EXERCISE DIRECTIONS: Reproduce, word for word, the discussion below about offering a web server as an opt-in feature.

TEXT FOR ANALYSIS:
+--

While the original idea was to not include a web server at all, I'd like to see this as an opt in feature. To be honest though, once we have a full fledged web server running, the question arises if we should also provide some kind of groupware solution.

phdoerfler commented 7 years ago

I agree. I personally don't see the need to include a groupware solution bt YMMV. Perhaps something small and tiny of the size of roundcubemail but IMHO that's highly optional. This is just about making available the functionality that's already there. rspamd already starts the web interface and its web server - might as well use it. After all that is one of its benefits over spamassassin. The proxying through nginx is mainly a security consideration.

r-raymond commented 7 years ago

Ok, I'll try to include this as soon as the Let's Encrypt certificates have landed.

+--

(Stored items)
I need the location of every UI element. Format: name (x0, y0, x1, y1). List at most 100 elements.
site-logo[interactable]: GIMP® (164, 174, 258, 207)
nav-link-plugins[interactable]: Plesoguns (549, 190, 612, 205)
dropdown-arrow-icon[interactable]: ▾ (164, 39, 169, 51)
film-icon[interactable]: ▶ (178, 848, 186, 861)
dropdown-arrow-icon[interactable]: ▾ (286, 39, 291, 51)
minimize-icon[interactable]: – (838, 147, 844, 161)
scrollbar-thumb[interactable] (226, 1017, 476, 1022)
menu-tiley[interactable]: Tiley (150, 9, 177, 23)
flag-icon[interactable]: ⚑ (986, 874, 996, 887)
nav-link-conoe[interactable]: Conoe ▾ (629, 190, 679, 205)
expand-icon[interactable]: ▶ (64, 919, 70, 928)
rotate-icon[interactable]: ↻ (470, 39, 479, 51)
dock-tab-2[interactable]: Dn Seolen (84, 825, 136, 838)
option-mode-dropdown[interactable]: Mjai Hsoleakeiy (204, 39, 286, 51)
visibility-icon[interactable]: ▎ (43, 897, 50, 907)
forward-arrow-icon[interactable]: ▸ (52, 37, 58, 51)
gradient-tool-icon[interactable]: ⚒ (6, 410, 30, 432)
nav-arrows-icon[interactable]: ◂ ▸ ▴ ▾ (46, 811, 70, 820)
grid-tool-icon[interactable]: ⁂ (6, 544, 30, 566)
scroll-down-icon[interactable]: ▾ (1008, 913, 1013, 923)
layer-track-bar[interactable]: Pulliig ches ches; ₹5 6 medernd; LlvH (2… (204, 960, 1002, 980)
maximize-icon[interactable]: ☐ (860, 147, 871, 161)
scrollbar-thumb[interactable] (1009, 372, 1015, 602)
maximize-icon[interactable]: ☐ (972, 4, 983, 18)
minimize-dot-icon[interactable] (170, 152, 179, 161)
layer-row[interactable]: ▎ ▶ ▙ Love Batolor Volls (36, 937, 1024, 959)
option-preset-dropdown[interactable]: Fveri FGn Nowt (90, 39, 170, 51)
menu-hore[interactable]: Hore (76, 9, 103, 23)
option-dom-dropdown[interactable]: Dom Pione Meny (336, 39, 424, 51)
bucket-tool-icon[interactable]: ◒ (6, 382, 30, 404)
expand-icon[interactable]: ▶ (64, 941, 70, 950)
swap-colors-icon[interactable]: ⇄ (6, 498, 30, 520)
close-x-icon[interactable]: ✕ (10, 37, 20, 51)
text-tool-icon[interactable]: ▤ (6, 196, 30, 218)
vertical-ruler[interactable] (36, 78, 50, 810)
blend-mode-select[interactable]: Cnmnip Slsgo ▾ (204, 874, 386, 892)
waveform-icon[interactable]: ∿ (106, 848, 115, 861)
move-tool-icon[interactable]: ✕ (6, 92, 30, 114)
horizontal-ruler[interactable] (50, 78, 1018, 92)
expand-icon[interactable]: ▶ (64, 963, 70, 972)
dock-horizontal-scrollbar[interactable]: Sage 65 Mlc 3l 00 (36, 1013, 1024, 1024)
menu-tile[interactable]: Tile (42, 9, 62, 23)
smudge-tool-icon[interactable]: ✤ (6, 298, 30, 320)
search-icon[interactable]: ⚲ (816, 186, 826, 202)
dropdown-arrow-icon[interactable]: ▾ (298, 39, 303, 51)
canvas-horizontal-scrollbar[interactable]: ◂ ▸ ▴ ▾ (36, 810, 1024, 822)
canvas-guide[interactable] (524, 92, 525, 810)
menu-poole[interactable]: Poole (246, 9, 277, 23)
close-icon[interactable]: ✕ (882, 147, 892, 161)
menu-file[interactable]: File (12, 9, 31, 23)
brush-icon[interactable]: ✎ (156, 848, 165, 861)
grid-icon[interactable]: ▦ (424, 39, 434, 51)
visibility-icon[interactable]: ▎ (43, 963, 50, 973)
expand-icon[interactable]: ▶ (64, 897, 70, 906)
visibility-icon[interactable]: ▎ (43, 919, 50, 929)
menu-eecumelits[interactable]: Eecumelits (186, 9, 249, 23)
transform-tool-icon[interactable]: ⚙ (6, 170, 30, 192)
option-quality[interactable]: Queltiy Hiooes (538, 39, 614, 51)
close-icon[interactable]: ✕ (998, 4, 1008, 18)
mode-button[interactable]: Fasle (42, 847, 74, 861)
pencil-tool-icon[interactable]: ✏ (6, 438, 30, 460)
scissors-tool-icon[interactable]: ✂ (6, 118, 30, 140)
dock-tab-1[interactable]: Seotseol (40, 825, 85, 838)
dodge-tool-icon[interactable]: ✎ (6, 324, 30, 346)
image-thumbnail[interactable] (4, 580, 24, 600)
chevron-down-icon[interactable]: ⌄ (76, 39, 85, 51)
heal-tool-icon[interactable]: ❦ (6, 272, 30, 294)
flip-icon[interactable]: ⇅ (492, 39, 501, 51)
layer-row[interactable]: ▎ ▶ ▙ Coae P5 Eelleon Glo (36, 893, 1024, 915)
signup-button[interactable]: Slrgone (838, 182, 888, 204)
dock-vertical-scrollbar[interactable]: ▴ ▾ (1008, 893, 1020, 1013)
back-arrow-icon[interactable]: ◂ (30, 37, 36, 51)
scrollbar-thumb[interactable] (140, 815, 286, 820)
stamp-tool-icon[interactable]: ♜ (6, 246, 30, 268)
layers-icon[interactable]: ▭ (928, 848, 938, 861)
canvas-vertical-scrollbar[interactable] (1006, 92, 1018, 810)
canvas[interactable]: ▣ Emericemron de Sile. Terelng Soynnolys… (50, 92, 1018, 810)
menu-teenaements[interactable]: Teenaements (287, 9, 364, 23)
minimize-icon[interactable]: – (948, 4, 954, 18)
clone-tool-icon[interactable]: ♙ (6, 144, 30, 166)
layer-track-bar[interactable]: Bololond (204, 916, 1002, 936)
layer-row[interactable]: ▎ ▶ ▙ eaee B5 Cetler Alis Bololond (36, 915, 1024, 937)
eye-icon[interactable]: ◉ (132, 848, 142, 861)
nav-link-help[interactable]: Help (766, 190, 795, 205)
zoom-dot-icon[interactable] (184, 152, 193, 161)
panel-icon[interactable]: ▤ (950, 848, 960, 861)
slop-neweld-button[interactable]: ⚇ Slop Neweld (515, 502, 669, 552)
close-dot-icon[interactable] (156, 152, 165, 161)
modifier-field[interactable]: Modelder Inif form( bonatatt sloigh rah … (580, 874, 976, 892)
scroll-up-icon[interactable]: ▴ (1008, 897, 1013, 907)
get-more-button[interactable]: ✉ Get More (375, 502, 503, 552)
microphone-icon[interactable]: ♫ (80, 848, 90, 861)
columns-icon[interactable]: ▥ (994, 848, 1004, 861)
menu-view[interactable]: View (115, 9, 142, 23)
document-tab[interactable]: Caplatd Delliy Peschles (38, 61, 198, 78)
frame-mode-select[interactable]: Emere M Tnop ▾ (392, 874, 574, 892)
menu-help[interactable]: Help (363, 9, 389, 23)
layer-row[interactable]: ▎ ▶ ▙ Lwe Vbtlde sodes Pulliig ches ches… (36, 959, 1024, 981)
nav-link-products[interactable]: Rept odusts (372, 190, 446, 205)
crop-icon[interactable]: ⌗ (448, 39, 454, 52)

+--

YOUR RESPONSE:
While the original idea was to not include a web server at all, I'd like to see this as an opt in feature. To be honest though, once we have a full fledged web server running, the question arises if we should also provide some kind of groupware solution.

phdoerfler commented 7 years ago

I agree. I personally don't see the need to include a groupware solution bt YMMV. Perhaps something small and tiny of the size of roundcubemail but IMHO that's highly optional. This is just about making available the functionality that's already there. rspamd already starts the web interface and its web server - might as well use it. After all that is one of its benefits over spamassassin. The proxying through nginx is mainly a security consideration.

r-raymond commented 7 years ago

Ok, I'll try to include this as soon as the Let's Encrypt certificates have landed.